TASK STATEMENT
Search the records below for the word "peso". Pull out each line that has it.

DATA RECORDS

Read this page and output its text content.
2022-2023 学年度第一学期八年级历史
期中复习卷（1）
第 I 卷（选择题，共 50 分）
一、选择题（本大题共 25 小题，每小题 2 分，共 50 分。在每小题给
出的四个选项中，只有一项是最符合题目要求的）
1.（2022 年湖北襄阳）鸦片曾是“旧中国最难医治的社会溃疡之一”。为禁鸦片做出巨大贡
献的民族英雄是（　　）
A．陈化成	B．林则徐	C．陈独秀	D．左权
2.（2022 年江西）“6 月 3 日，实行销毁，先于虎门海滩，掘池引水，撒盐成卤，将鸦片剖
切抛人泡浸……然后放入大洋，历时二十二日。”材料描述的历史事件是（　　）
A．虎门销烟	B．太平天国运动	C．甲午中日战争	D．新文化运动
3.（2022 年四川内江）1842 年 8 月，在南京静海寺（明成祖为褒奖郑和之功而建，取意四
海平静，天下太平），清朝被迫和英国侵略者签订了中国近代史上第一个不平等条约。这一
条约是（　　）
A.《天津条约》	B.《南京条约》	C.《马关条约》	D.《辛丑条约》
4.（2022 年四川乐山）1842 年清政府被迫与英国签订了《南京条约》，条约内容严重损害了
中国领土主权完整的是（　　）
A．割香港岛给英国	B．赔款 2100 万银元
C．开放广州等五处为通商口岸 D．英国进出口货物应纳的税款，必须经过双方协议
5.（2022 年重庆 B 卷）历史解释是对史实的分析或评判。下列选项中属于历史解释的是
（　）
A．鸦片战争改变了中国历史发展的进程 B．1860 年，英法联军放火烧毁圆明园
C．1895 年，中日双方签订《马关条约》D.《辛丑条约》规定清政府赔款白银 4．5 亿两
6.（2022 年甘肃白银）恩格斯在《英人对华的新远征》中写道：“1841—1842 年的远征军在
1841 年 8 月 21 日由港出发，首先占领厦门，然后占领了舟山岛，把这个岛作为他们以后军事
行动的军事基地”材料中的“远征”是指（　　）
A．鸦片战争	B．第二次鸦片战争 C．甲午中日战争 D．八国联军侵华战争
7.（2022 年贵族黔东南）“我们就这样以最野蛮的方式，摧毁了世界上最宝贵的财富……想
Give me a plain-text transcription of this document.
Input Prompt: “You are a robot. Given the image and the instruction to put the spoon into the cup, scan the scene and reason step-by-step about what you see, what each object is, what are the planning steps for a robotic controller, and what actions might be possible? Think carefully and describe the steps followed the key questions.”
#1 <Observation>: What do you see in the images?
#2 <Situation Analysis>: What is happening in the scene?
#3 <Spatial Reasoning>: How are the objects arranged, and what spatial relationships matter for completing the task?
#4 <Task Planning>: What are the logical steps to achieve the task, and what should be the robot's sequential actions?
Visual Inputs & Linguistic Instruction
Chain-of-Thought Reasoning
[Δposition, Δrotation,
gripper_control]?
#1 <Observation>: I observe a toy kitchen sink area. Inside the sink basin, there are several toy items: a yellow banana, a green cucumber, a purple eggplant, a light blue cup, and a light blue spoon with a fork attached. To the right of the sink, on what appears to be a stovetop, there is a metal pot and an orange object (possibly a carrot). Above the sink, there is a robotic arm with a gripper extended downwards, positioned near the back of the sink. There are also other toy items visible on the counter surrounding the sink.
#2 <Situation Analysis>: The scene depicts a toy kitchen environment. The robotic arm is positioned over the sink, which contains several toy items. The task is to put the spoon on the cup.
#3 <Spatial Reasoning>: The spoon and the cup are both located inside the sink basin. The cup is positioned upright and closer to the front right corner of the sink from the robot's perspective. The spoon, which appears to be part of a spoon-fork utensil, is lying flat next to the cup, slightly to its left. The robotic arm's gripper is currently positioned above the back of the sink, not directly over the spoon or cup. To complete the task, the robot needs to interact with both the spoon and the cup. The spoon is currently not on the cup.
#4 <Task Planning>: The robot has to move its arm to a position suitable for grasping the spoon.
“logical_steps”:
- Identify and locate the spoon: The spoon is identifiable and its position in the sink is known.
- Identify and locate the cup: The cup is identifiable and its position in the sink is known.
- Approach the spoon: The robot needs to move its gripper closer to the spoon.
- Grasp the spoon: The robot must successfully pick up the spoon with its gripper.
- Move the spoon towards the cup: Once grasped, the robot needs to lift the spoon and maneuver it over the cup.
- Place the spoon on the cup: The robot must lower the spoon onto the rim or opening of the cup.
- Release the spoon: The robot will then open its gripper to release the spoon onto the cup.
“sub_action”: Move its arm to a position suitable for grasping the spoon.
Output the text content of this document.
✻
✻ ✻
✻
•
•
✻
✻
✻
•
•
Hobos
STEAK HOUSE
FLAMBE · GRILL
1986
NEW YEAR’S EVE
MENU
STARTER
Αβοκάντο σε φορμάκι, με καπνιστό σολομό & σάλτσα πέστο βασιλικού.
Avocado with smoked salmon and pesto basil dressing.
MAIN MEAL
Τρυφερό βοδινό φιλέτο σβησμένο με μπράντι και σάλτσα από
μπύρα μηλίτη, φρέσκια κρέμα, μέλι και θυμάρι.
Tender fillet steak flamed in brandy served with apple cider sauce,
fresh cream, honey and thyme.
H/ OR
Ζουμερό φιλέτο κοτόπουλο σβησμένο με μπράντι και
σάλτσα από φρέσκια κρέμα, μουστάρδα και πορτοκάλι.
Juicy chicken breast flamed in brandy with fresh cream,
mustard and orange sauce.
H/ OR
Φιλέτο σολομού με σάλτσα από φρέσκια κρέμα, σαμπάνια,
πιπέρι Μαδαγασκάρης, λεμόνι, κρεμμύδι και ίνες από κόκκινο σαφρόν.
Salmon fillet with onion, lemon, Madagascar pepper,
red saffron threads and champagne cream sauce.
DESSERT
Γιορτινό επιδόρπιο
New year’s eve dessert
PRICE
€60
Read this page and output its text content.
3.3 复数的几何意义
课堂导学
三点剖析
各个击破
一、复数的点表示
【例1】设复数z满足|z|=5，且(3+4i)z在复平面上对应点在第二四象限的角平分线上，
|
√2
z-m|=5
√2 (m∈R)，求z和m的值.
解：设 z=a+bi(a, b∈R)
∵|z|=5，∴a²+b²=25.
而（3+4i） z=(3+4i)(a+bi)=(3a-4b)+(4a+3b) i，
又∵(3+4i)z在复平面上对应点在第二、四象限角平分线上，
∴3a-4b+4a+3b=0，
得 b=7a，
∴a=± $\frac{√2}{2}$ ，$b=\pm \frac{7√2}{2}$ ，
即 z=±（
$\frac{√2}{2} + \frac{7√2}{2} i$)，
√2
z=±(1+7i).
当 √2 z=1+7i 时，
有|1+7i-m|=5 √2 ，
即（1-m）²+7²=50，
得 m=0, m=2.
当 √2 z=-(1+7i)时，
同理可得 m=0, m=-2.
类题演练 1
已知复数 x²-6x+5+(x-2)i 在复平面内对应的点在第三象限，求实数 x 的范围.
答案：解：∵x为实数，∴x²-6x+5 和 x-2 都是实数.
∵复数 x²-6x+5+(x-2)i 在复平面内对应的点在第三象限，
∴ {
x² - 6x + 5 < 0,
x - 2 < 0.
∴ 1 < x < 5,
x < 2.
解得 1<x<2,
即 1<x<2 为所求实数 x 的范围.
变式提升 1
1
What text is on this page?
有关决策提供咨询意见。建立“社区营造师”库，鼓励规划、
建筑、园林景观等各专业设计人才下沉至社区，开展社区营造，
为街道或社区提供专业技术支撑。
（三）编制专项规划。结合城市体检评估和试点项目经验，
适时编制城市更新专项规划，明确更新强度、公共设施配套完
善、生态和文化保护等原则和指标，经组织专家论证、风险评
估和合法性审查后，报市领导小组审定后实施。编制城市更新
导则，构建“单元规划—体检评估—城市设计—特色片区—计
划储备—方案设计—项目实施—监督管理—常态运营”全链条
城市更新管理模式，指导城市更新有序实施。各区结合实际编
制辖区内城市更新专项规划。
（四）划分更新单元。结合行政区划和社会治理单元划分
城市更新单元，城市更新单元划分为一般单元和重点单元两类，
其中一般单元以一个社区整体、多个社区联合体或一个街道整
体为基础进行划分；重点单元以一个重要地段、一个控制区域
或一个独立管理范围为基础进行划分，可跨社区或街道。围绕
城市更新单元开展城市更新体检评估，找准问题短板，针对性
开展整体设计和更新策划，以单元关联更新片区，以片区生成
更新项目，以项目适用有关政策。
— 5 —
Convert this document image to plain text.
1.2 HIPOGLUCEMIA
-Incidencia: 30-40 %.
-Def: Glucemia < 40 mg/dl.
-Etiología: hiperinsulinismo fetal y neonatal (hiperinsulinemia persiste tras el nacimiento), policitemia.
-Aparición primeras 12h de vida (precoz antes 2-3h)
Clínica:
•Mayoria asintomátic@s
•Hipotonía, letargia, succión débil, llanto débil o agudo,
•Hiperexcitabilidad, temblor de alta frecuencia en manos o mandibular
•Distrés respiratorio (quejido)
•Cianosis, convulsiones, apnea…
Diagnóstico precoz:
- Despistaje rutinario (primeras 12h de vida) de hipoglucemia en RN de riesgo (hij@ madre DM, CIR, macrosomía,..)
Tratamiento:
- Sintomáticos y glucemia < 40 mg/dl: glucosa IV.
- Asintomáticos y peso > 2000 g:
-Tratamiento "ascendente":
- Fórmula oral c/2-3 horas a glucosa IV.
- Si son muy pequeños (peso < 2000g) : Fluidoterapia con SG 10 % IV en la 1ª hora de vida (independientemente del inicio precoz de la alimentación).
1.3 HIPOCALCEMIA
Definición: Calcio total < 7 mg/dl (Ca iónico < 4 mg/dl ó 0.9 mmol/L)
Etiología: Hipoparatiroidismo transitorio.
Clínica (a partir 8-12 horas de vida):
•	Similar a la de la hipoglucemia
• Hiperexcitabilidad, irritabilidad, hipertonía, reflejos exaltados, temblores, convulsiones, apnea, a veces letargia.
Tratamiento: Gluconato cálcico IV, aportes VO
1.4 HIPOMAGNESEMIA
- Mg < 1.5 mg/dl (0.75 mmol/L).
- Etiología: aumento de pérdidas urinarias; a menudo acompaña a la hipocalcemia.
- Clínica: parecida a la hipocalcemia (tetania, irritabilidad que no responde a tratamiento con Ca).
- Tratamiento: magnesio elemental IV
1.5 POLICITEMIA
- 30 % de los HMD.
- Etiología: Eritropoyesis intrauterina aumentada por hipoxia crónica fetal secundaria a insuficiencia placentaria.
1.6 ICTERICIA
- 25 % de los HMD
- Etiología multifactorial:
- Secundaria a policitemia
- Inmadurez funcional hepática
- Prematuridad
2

THE COMPLETED TASK
- Asintomáticos y peso > 2000 g:
- Si son muy pequeños (peso < 2000g) : Fluidoterapia con SG 10 % IV en la 1ª hora de vida (independientemente del inicio precoz de la alimentación).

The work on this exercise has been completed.